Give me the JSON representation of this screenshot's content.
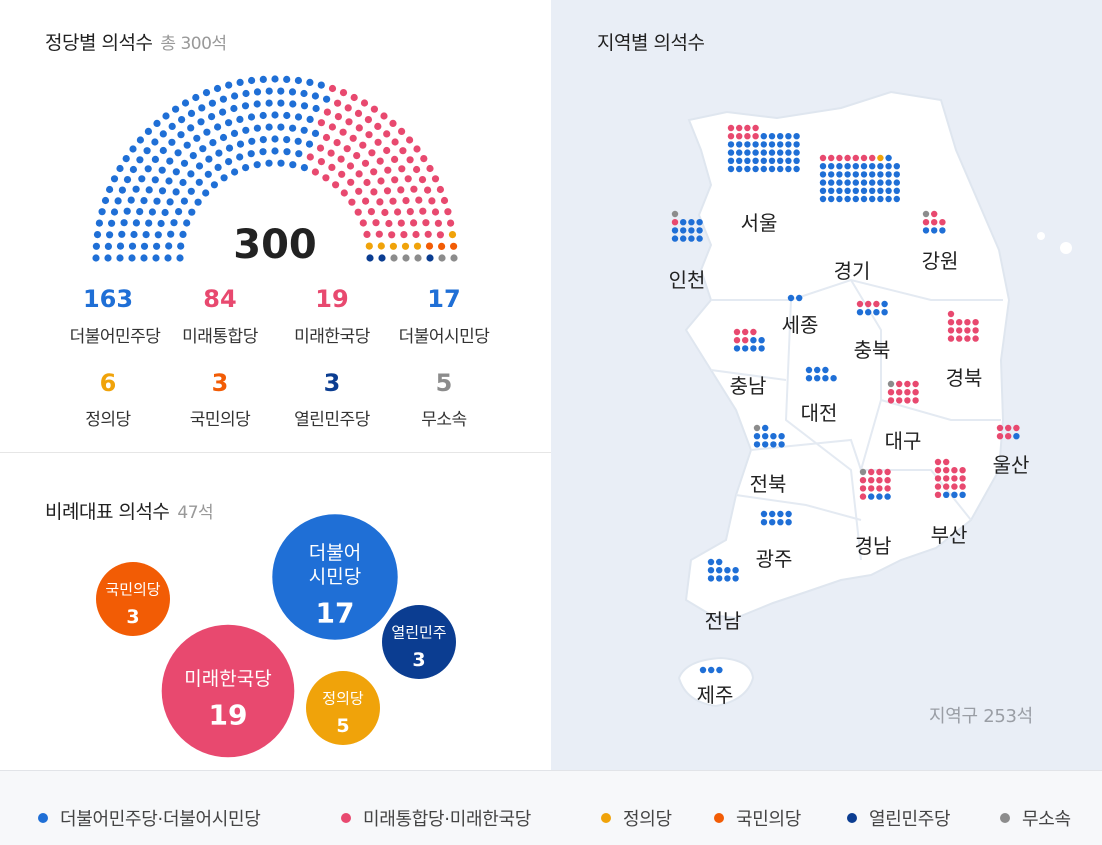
{
  "colors": {
    "dem": "#1f6fd6",
    "utd": "#e8496f",
    "jus": "#f0a30a",
    "ppl": "#f25c05",
    "open": "#0b3d91",
    "ind": "#8c8c8c"
  },
  "parliament": {
    "title": "정당별 의석수",
    "total_label": "총 300석",
    "center_total": "300"
  },
  "party_results": [
    {
      "name": "더불어민주당",
      "seats": "163",
      "color": "#1f6fd6"
    },
    {
      "name": "미래통합당",
      "seats": "84",
      "color": "#e8496f"
    },
    {
      "name": "미래한국당",
      "seats": "19",
      "color": "#e8496f"
    },
    {
      "name": "더불어시민당",
      "seats": "17",
      "color": "#1f6fd6"
    },
    {
      "name": "정의당",
      "seats": "6",
      "color": "#f0a30a"
    },
    {
      "name": "국민의당",
      "seats": "3",
      "color": "#f25c05"
    },
    {
      "name": "열린민주당",
      "seats": "3",
      "color": "#0b3d91"
    },
    {
      "name": "무소속",
      "seats": "5",
      "color": "#8c8c8c"
    }
  ],
  "proportional": {
    "title": "비례대표 의석수",
    "total_label": "47석",
    "bubbles": [
      {
        "lines": [
          "국민의당"
        ],
        "seats": "3",
        "color": "#f25c05"
      },
      {
        "lines": [
          "미래한국당"
        ],
        "seats": "19",
        "color": "#e8496f"
      },
      {
        "lines": [
          "더불어",
          "시민당"
        ],
        "seats": "17",
        "color": "#1f6fd6"
      },
      {
        "lines": [
          "정의당"
        ],
        "seats": "5",
        "color": "#f0a30a"
      },
      {
        "lines": [
          "열린민주"
        ],
        "seats": "3",
        "color": "#0b3d91"
      }
    ]
  },
  "regional": {
    "title": "지역별 의석수",
    "total_label": "지역구 253석",
    "regions": [
      {
        "name": "서울",
        "dem": 41,
        "utd": 8,
        "jus": 0,
        "ind": 0
      },
      {
        "name": "경기",
        "dem": 51,
        "utd": 7,
        "jus": 1,
        "ind": 0
      },
      {
        "name": "인천",
        "dem": 11,
        "utd": 1,
        "jus": 0,
        "ind": 1
      },
      {
        "name": "강원",
        "dem": 3,
        "utd": 4,
        "jus": 0,
        "ind": 1
      },
      {
        "name": "세종",
        "dem": 2,
        "utd": 0,
        "jus": 0,
        "ind": 0
      },
      {
        "name": "충북",
        "dem": 5,
        "utd": 3,
        "jus": 0,
        "ind": 0
      },
      {
        "name": "충남",
        "dem": 6,
        "utd": 5,
        "jus": 0,
        "ind": 0
      },
      {
        "name": "대전",
        "dem": 7,
        "utd": 0,
        "jus": 0,
        "ind": 0
      },
      {
        "name": "경북",
        "dem": 0,
        "utd": 13,
        "jus": 0,
        "ind": 0
      },
      {
        "name": "대구",
        "dem": 0,
        "utd": 11,
        "jus": 0,
        "ind": 1
      },
      {
        "name": "울산",
        "dem": 1,
        "utd": 5,
        "jus": 0,
        "ind": 0
      },
      {
        "name": "전북",
        "dem": 9,
        "utd": 0,
        "jus": 0,
        "ind": 1
      },
      {
        "name": "광주",
        "dem": 8,
        "utd": 0,
        "jus": 0,
        "ind": 0
      },
      {
        "name": "경남",
        "dem": 3,
        "utd": 12,
        "jus": 0,
        "ind": 1
      },
      {
        "name": "부산",
        "dem": 3,
        "utd": 15,
        "jus": 0,
        "ind": 0
      },
      {
        "name": "전남",
        "dem": 10,
        "utd": 0,
        "jus": 0,
        "ind": 0
      },
      {
        "name": "제주",
        "dem": 3,
        "utd": 0,
        "jus": 0,
        "ind": 0
      }
    ]
  },
  "legend": [
    {
      "label": "더불어민주당·더불어시민당",
      "color": "#1f6fd6"
    },
    {
      "label": "미래통합당·미래한국당",
      "color": "#e8496f"
    },
    {
      "label": "정의당",
      "color": "#f0a30a"
    },
    {
      "label": "국민의당",
      "color": "#f25c05"
    },
    {
      "label": "열린민주당",
      "color": "#0b3d91"
    },
    {
      "label": "무소속",
      "color": "#8c8c8c"
    }
  ],
  "chart_data": [
    {
      "type": "hemicycle",
      "title": "정당별 의석수",
      "subtitle": "총 300석",
      "categories": [
        "더불어민주당",
        "미래통합당",
        "미래한국당",
        "더불어시민당",
        "정의당",
        "국민의당",
        "열린민주당",
        "무소속"
      ],
      "values": [
        163,
        84,
        19,
        17,
        6,
        3,
        3,
        5
      ]
    },
    {
      "type": "bubble",
      "title": "비례대표 의석수",
      "subtitle": "47석",
      "categories": [
        "더불어시민당",
        "미래한국당",
        "정의당",
        "국민의당",
        "열린민주당"
      ],
      "values": [
        17,
        19,
        5,
        3,
        3
      ]
    },
    {
      "type": "dot-map",
      "title": "지역별 의석수",
      "subtitle": "지역구 253석",
      "categories": [
        "서울",
        "경기",
        "인천",
        "강원",
        "세종",
        "충북",
        "충남",
        "대전",
        "경북",
        "대구",
        "울산",
        "전북",
        "광주",
        "경남",
        "부산",
        "전남",
        "제주"
      ]
    }
  ]
}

### WORK TO COMPLETE:
Write the records out once more, exactly as they appear, with no pictures.

### THE RESULT:
Give me the JSON representation of this screenshot's content.
{
  "colors": {
    "dem": "#1f6fd6",
    "utd": "#e8496f",
    "jus": "#f0a30a",
    "ppl": "#f25c05",
    "open": "#0b3d91",
    "ind": "#8c8c8c"
  },
  "parliament": {
    "title": "정당별 의석수",
    "total_label": "총 300석",
    "center_total": "300"
  },
  "party_results": [
    {
      "name": "더불어민주당",
      "seats": "163",
      "color": "#1f6fd6"
    },
    {
      "name": "미래통합당",
      "seats": "84",
      "color": "#e8496f"
    },
    {
      "name": "미래한국당",
      "seats": "19",
      "color": "#e8496f"
    },
    {
      "name": "더불어시민당",
      "seats": "17",
      "color": "#1f6fd6"
    },
    {
      "name": "정의당",
      "seats": "6",
      "color": "#f0a30a"
    },
    {
      "name": "국민의당",
      "seats": "3",
      "color": "#f25c05"
    },
    {
      "name": "열린민주당",
      "seats": "3",
      "color": "#0b3d91"
    },
    {
      "name": "무소속",
      "seats": "5",
      "color": "#8c8c8c"
    }
  ],
  "proportional": {
    "title": "비례대표 의석수",
    "total_label": "47석",
    "bubbles": [
      {
        "lines": [
          "국민의당"
        ],
        "seats": "3",
        "color": "#f25c05"
      },
      {
        "lines": [
          "미래한국당"
        ],
        "seats": "19",
        "color": "#e8496f"
      },
      {
        "lines": [
          "더불어",
          "시민당"
        ],
        "seats": "17",
        "color": "#1f6fd6"
      },
      {
        "lines": [
          "정의당"
        ],
        "seats": "5",
        "color": "#f0a30a"
      },
      {
        "lines": [
          "열린민주"
        ],
        "seats": "3",
        "color": "#0b3d91"
      }
    ]
  },
  "regional": {
    "title": "지역별 의석수",
    "total_label": "지역구 253석",
    "regions": [
      {
        "name": "서울",
        "dem": 41,
        "utd": 8,
        "jus": 0,
        "ind": 0
      },
      {
        "name": "경기",
        "dem": 51,
        "utd": 7,
        "jus": 1,
        "ind": 0
      },
      {
        "name": "인천",
        "dem": 11,
        "utd": 1,
        "jus": 0,
        "ind": 1
      },
      {
        "name": "강원",
        "dem": 3,
        "utd": 4,
        "jus": 0,
        "ind": 1
      },
      {
        "name": "세종",
        "dem": 2,
        "utd": 0,
        "jus": 0,
        "ind": 0
      },
      {
        "name": "충북",
        "dem": 5,
        "utd": 3,
        "jus": 0,
        "ind": 0
      },
      {
        "name": "충남",
        "dem": 6,
        "utd": 5,
        "jus": 0,
        "ind": 0
      },
      {
        "name": "대전",
        "dem": 7,
        "utd": 0,
        "jus": 0,
        "ind": 0
      },
      {
        "name": "경북",
        "dem": 0,
        "utd": 13,
        "jus": 0,
        "ind": 0
      },
      {
        "name": "대구",
        "dem": 0,
        "utd": 11,
        "jus": 0,
        "ind": 1
      },
      {
        "name": "울산",
        "dem": 1,
        "utd": 5,
        "jus": 0,
        "ind": 0
      },
      {
        "name": "전북",
        "dem": 9,
        "utd": 0,
        "jus": 0,
        "ind": 1
      },
      {
        "name": "광주",
        "dem": 8,
        "utd": 0,
        "jus": 0,
        "ind": 0
      },
      {
        "name": "경남",
        "dem": 3,
        "utd": 12,
        "jus": 0,
        "ind": 1
      },
      {
        "name": "부산",
        "dem": 3,
        "utd": 15,
        "jus": 0,
        "ind": 0
      },
      {
        "name": "전남",
        "dem": 10,
        "utd": 0,
        "jus": 0,
        "ind": 0
      },
      {
        "name": "제주",
        "dem": 3,
        "utd": 0,
        "jus": 0,
        "ind": 0
      }
    ]
  },
  "legend": [
    {
      "label": "더불어민주당·더불어시민당",
      "color": "#1f6fd6"
    },
    {
      "label": "미래통합당·미래한국당",
      "color": "#e8496f"
    },
    {
      "label": "정의당",
      "color": "#f0a30a"
    },
    {
      "label": "국민의당",
      "color": "#f25c05"
    },
    {
      "label": "열린민주당",
      "color": "#0b3d91"
    },
    {
      "label": "무소속",
      "color": "#8c8c8c"
    }
  ],
  "chart_data": [
    {
      "type": "hemicycle",
      "title": "정당별 의석수",
      "subtitle": "총 300석",
      "categories": [
        "더불어민주당",
        "미래통합당",
        "미래한국당",
        "더불어시민당",
        "정의당",
        "국민의당",
        "열린민주당",
        "무소속"
      ],
      "values": [
        163,
        84,
        19,
        17,
        6,
        3,
        3,
        5
      ]
    },
    {
      "type": "bubble",
      "title": "비례대표 의석수",
      "subtitle": "47석",
      "categories": [
        "더불어시민당",
        "미래한국당",
        "정의당",
        "국민의당",
        "열린민주당"
      ],
      "values": [
        17,
        19,
        5,
        3,
        3
      ]
    },
    {
      "type": "dot-map",
      "title": "지역별 의석수",
      "subtitle": "지역구 253석",
      "categories": [
        "서울",
        "경기",
        "인천",
        "강원",
        "세종",
        "충북",
        "충남",
        "대전",
        "경북",
        "대구",
        "울산",
        "전북",
        "광주",
        "경남",
        "부산",
        "전남",
        "제주"
      ]
    }
  ]
}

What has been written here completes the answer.